▸ **What is being asked**:
Below are the records; reproduce all of them exactly but without any images.
── Supplied entries
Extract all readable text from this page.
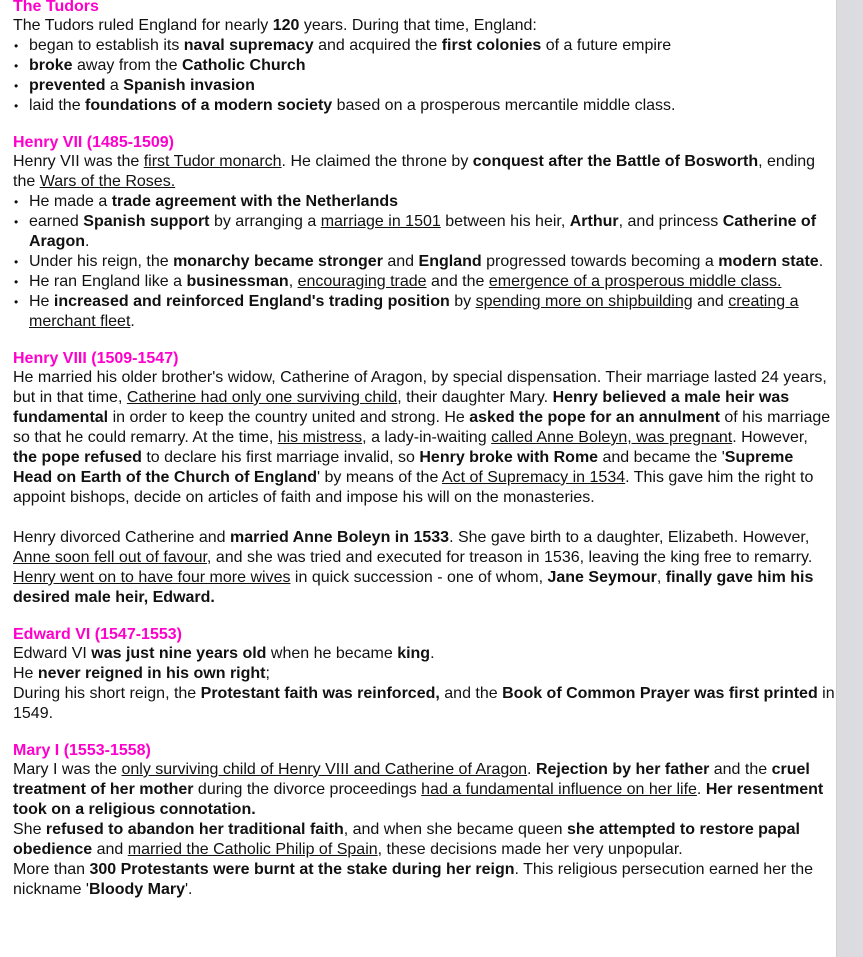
The Tudors

The Tudors ruled England for nearly 120 years. During that time, England:

• began to establish its naval supremacy and acquired the first colonies of a future empire
• broke away from the Catholic Church
• prevented a Spanish invasion
• laid the foundations of a modern society based on a prosperous mercantile middle class.
Henry VII (1485-1509)

Henry VII was the first Tudor monarch. He claimed the throne by conquest after the Battle of Bosworth, ending the Wars of the Roses.

• He made a trade agreement with the Netherlands
• earned Spanish support by arranging a marriage in 1501 between his heir, Arthur, and princess Catherine of Aragon.
• Under his reign, the monarchy became stronger and England progressed towards becoming a modern state.
• He ran England like a businessman, encouraging trade and the emergence of a prosperous middle class.
• He increased and reinforced England's trading position by spending more on shipbuilding and creating a merchant fleet.
Henry VIII (1509-1547)

He married his older brother's widow, Catherine of Aragon, by special dispensation. Their marriage lasted 24 years, but in that time, Catherine had only one surviving child, their daughter Mary. Henry believed a male heir was fundamental in order to keep the country united and strong. He asked the pope for an annulment of his marriage so that he could remarry. At the time, his mistress, a lady-in-waiting called Anne Boleyn, was pregnant. However, the pope refused to declare his first marriage invalid, so Henry broke with Rome and became the 'Supreme Head on Earth of the Church of England' by means of the Act of Supremacy in 1534. This gave him the right to appoint bishops, decide on articles of faith and impose his will on the monasteries.

Henry divorced Catherine and married Anne Boleyn in 1533. She gave birth to a daughter, Elizabeth. However, Anne soon fell out of favour, and she was tried and executed for treason in 1536, leaving the king free to remarry. Henry went on to have four more wives in quick succession - one of whom, Jane Seymour, finally gave him his desired male heir, Edward.

Edward VI (1547-1553)

Edward VI was just nine years old when he became king.

He never reigned in his own right;

During his short reign, the Protestant faith was reinforced, and the Book of Common Prayer was first printed in 1549.

Mary I (1553-1558)

Mary I was the only surviving child of Henry VIII and Catherine of Aragon. Rejection by her father and the cruel treatment of her mother during the divorce proceedings had a fundamental influence on her life. Her resentment took on a religious connotation.

She refused to abandon her traditional faith, and when she became queen she attempted to restore papal obedience and married the Catholic Philip of Spain, these decisions made her very unpopular.

More than 300 Protestants were burnt at the stake during her reign. This religious persecution earned her the nickname 'Bloody Mary'.
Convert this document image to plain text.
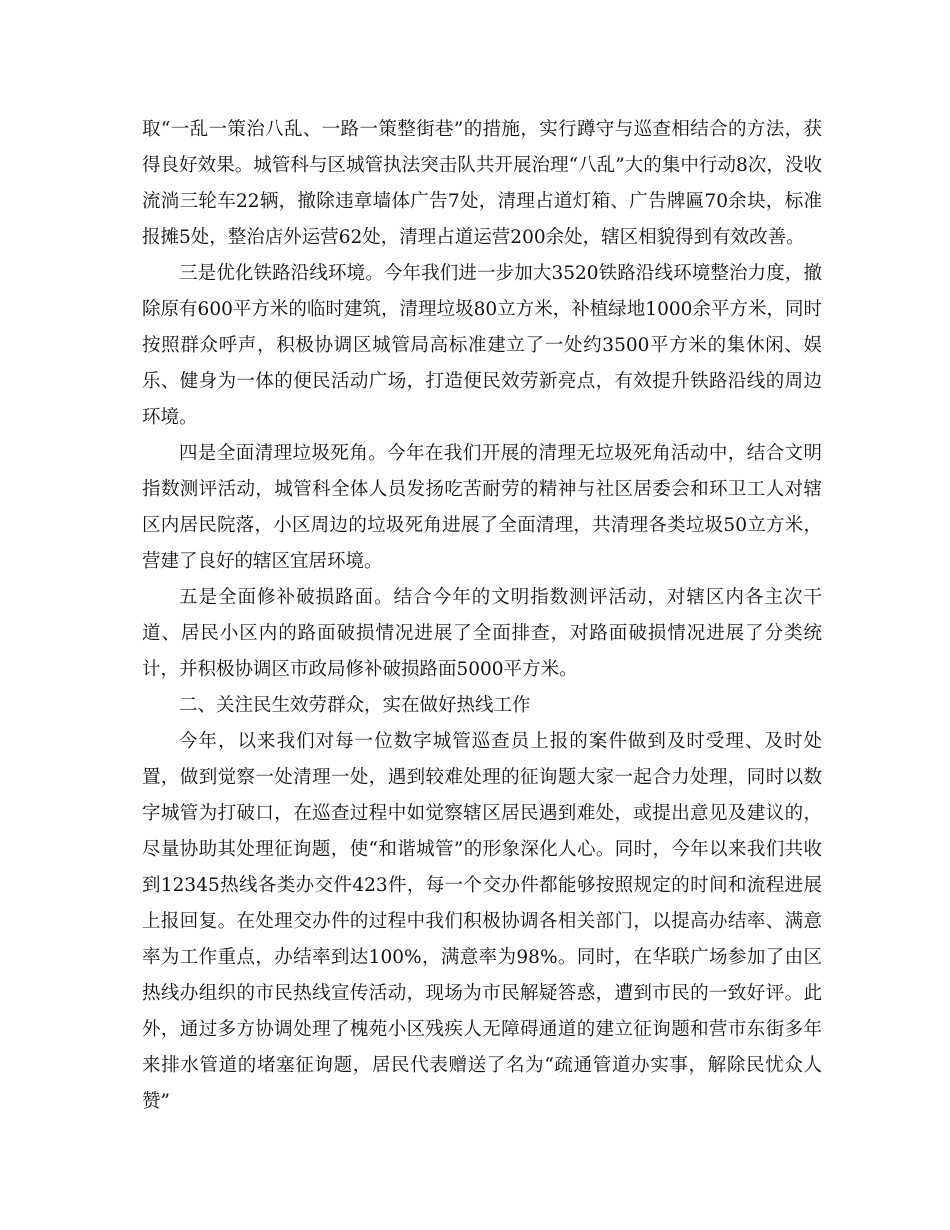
取“一乱一策治八乱、一路一策整街巷”的措施，实行蹲守与巡查相结合的方法，获得良好效果。城管科与区城管执法突击队共开展治理“八乱”大的集中行动8次，没收流淌三轮车22辆，撤除违章墙体广告7处，清理占道灯箱、广告牌匾70余块，标准报摊5处，整治店外运营62处，清理占道运营200余处，辖区相貌得到有效改善。

三是优化铁路沿线环境。今年我们进一步加大3520铁路沿线环境整治力度，撤除原有600平方米的临时建筑，清理垃圾80立方米，补植绿地1000余平方米，同时按照群众呼声，积极协调区城管局高标准建立了一处约3500平方米的集休闲、娱乐、健身为一体的便民活动广场，打造便民效劳新亮点，有效提升铁路沿线的周边环境。

四是全面清理垃圾死角。今年在我们开展的清理无垃圾死角活动中，结合文明指数测评活动，城管科全体人员发扬吃苦耐劳的精神与社区居委会和环卫工人对辖区内居民院落，小区周边的垃圾死角进展了全面清理，共清理各类垃圾50立方米，营建了良好的辖区宜居环境。

五是全面修补破损路面。结合今年的文明指数测评活动，对辖区内各主次干道、居民小区内的路面破损情况进展了全面排查，对路面破损情况进展了分类统计，并积极协调区市政局修补破损路面5000平方米。

二、关注民生效劳群众，实在做好热线工作

今年，以来我们对每一位数字城管巡查员上报的案件做到及时受理、及时处置，做到觉察一处清理一处，遇到较难处理的征询题大家一起合力处理，同时以数字城管为打破口，在巡查过程中如觉察辖区居民遇到难处，或提出意见及建议的，尽量协助其处理征询题，使“和谐城管”的形象深化人心。同时，今年以来我们共收到12345热线各类办交件423件，每一个交办件都能够按照规定的时间和流程进展上报回复。在处理交办件的过程中我们积极协调各相关部门，以提高办结率、满意率为工作重点，办结率到达100%，满意率为98%。同时，在华联广场参加了由区热线办组织的市民热线宣传活动，现场为市民解疑答惑，遭到市民的一致好评。此外，通过多方协调处理了槐苑小区残疾人无障碍通道的建立征询题和营市东街多年来排水管道的堵塞征询题，居民代表赠送了名为“疏通管道办实事，解除民忧众人赞”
────
▸ **Response to this exercise**:
Extract all readable text from this page.
The Tudors

The Tudors ruled England for nearly 120 years. During that time, England:

• began to establish its naval supremacy and acquired the first colonies of a future empire
• broke away from the Catholic Church
• prevented a Spanish invasion
• laid the foundations of a modern society based on a prosperous mercantile middle class.
Henry VII (1485-1509)

Henry VII was the first Tudor monarch. He claimed the throne by conquest after the Battle of Bosworth, ending the Wars of the Roses.

• He made a trade agreement with the Netherlands
• earned Spanish support by arranging a marriage in 1501 between his heir, Arthur, and princess Catherine of Aragon.
• Under his reign, the monarchy became stronger and England progressed towards becoming a modern state.
• He ran England like a businessman, encouraging trade and the emergence of a prosperous middle class.
• He increased and reinforced England's trading position by spending more on shipbuilding and creating a merchant fleet.
Henry VIII (1509-1547)

He married his older brother's widow, Catherine of Aragon, by special dispensation. Their marriage lasted 24 years, but in that time, Catherine had only one surviving child, their daughter Mary. Henry believed a male heir was fundamental in order to keep the country united and strong. He asked the pope for an annulment of his marriage so that he could remarry. At the time, his mistress, a lady-in-waiting called Anne Boleyn, was pregnant. However, the pope refused to declare his first marriage invalid, so Henry broke with Rome and became the 'Supreme Head on Earth of the Church of England' by means of the Act of Supremacy in 1534. This gave him the right to appoint bishops, decide on articles of faith and impose his will on the monasteries.

Henry divorced Catherine and married Anne Boleyn in 1533. She gave birth to a daughter, Elizabeth. However, Anne soon fell out of favour, and she was tried and executed for treason in 1536, leaving the king free to remarry. Henry went on to have four more wives in quick succession - one of whom, Jane Seymour, finally gave him his desired male heir, Edward.

Edward VI (1547-1553)

Edward VI was just nine years old when he became king.

He never reigned in his own right;

During his short reign, the Protestant faith was reinforced, and the Book of Common Prayer was first printed in 1549.

Mary I (1553-1558)

Mary I was the only surviving child of Henry VIII and Catherine of Aragon. Rejection by her father and the cruel treatment of her mother during the divorce proceedings had a fundamental influence on her life. Her resentment took on a religious connotation.

She refused to abandon her traditional faith, and when she became queen she attempted to restore papal obedience and married the Catholic Philip of Spain, these decisions made her very unpopular.

More than 300 Protestants were burnt at the stake during her reign. This religious persecution earned her the nickname 'Bloody Mary'.
Convert this document image to plain text.
取“一乱一策治八乱、一路一策整街巷”的措施，实行蹲守与巡查相结合的方法，获得良好效果。城管科与区城管执法突击队共开展治理“八乱”大的集中行动8次，没收流淌三轮车22辆，撤除违章墙体广告7处，清理占道灯箱、广告牌匾70余块，标准报摊5处，整治店外运营62处，清理占道运营200余处，辖区相貌得到有效改善。

三是优化铁路沿线环境。今年我们进一步加大3520铁路沿线环境整治力度，撤除原有600平方米的临时建筑，清理垃圾80立方米，补植绿地1000余平方米，同时按照群众呼声，积极协调区城管局高标准建立了一处约3500平方米的集休闲、娱乐、健身为一体的便民活动广场，打造便民效劳新亮点，有效提升铁路沿线的周边环境。

四是全面清理垃圾死角。今年在我们开展的清理无垃圾死角活动中，结合文明指数测评活动，城管科全体人员发扬吃苦耐劳的精神与社区居委会和环卫工人对辖区内居民院落，小区周边的垃圾死角进展了全面清理，共清理各类垃圾50立方米，营建了良好的辖区宜居环境。

五是全面修补破损路面。结合今年的文明指数测评活动，对辖区内各主次干道、居民小区内的路面破损情况进展了全面排查，对路面破损情况进展了分类统计，并积极协调区市政局修补破损路面5000平方米。

二、关注民生效劳群众，实在做好热线工作

今年，以来我们对每一位数字城管巡查员上报的案件做到及时受理、及时处置，做到觉察一处清理一处，遇到较难处理的征询题大家一起合力处理，同时以数字城管为打破口，在巡查过程中如觉察辖区居民遇到难处，或提出意见及建议的，尽量协助其处理征询题，使“和谐城管”的形象深化人心。同时，今年以来我们共收到12345热线各类办交件423件，每一个交办件都能够按照规定的时间和流程进展上报回复。在处理交办件的过程中我们积极协调各相关部门，以提高办结率、满意率为工作重点，办结率到达100%，满意率为98%。同时，在华联广场参加了由区热线办组织的市民热线宣传活动，现场为市民解疑答惑，遭到市民的一致好评。此外，通过多方协调处理了槐苑小区残疾人无障碍通道的建立征询题和营市东街多年来排水管道的堵塞征询题，居民代表赠送了名为“疏通管道办实事，解除民忧众人赞”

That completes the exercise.